**What to produce**: Wherever the string "this" appears in the listing, copy that line.

**Data supplied**:
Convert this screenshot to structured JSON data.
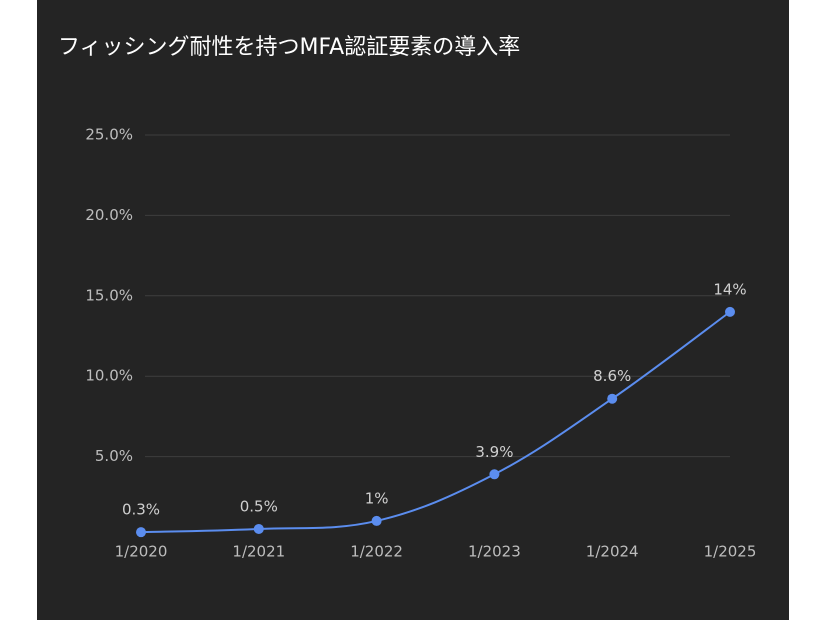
{
  "chart_data": {
    "type": "line",
    "title": "フィッシング耐性を持つMFA認証要素の導入率",
    "categories": [
      "1/2020",
      "1/2021",
      "1/2022",
      "1/2023",
      "1/2024",
      "1/2025"
    ],
    "series": [
      {
        "color": "#5b8def",
        "values": [
          0.3,
          0.5,
          1,
          3.9,
          8.6,
          14
        ],
        "value_labels": [
          "0.3%",
          "0.5%",
          "1%",
          "3.9%",
          "8.6%",
          "14%"
        ]
      }
    ],
    "ylim": [
      0,
      25
    ],
    "yticks": [
      {
        "value": 5,
        "label": "5.0%"
      },
      {
        "value": 10,
        "label": "10.0%"
      },
      {
        "value": 15,
        "label": "15.0%"
      },
      {
        "value": 20,
        "label": "20.0%"
      },
      {
        "value": 25,
        "label": "25.0%"
      }
    ],
    "grid": true
  }
}
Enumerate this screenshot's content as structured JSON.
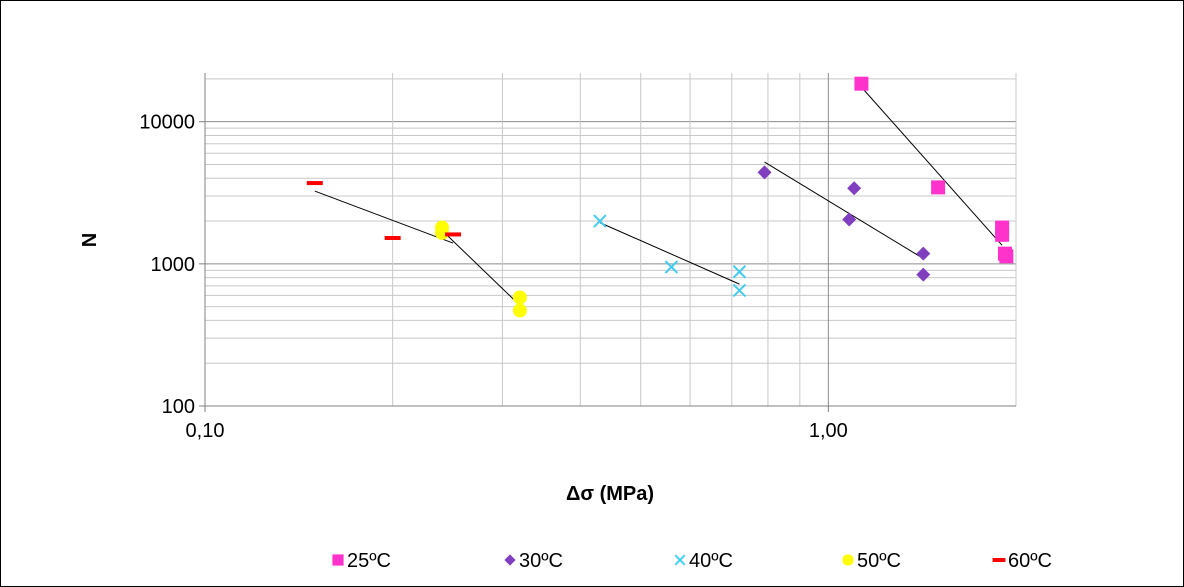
{
  "chart_data": {
    "type": "scatter",
    "xlabel": "Δσ (MPa)",
    "ylabel": "N",
    "xscale": "log",
    "yscale": "log",
    "xlim": [
      0.1,
      2.0
    ],
    "ylim": [
      100,
      22000
    ],
    "xticks": [
      {
        "value": 0.1,
        "label": "0,10"
      },
      {
        "value": 1.0,
        "label": "1,00"
      }
    ],
    "yticks": [
      {
        "value": 100,
        "label": "100"
      },
      {
        "value": 1000,
        "label": "1000"
      },
      {
        "value": 10000,
        "label": "10000"
      }
    ],
    "grid": true,
    "legend_position": "bottom",
    "series": [
      {
        "name": "25ºC",
        "marker": "square",
        "color": "#ff33cc",
        "points": [
          [
            1.13,
            18500
          ],
          [
            1.5,
            3450
          ],
          [
            1.9,
            1800
          ],
          [
            1.9,
            1600
          ],
          [
            1.92,
            1180
          ],
          [
            1.93,
            1130
          ]
        ],
        "trend": [
          [
            1.13,
            17500
          ],
          [
            1.9,
            1350
          ]
        ]
      },
      {
        "name": "30ºC",
        "marker": "diamond",
        "color": "#7f3fbf",
        "points": [
          [
            0.79,
            4400
          ],
          [
            1.1,
            3400
          ],
          [
            1.08,
            2050
          ],
          [
            1.42,
            1180
          ],
          [
            1.42,
            840
          ]
        ],
        "trend": [
          [
            0.79,
            5200
          ],
          [
            1.42,
            1090
          ]
        ]
      },
      {
        "name": "40ºC",
        "marker": "x",
        "color": "#44ccee",
        "points": [
          [
            0.43,
            2000
          ],
          [
            0.56,
            950
          ],
          [
            0.72,
            880
          ],
          [
            0.72,
            650
          ]
        ],
        "trend": [
          [
            0.43,
            1950
          ],
          [
            0.72,
            720
          ]
        ]
      },
      {
        "name": "50ºC",
        "marker": "circle",
        "color": "#ffff00",
        "points": [
          [
            0.24,
            1800
          ],
          [
            0.24,
            1650
          ],
          [
            0.32,
            580
          ],
          [
            0.32,
            470
          ]
        ],
        "trend": [
          [
            0.24,
            1720
          ],
          [
            0.32,
            510
          ]
        ]
      },
      {
        "name": "60ºC",
        "marker": "dash",
        "color": "#ff0000",
        "points": [
          [
            0.15,
            3700
          ],
          [
            0.2,
            1520
          ],
          [
            0.25,
            1610
          ]
        ],
        "trend": [
          [
            0.15,
            3250
          ],
          [
            0.25,
            1400
          ]
        ]
      }
    ]
  }
}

**Written solution**:
Convert this screenshot to structured JSON data.
Enumerate this screenshot's content as structured JSON.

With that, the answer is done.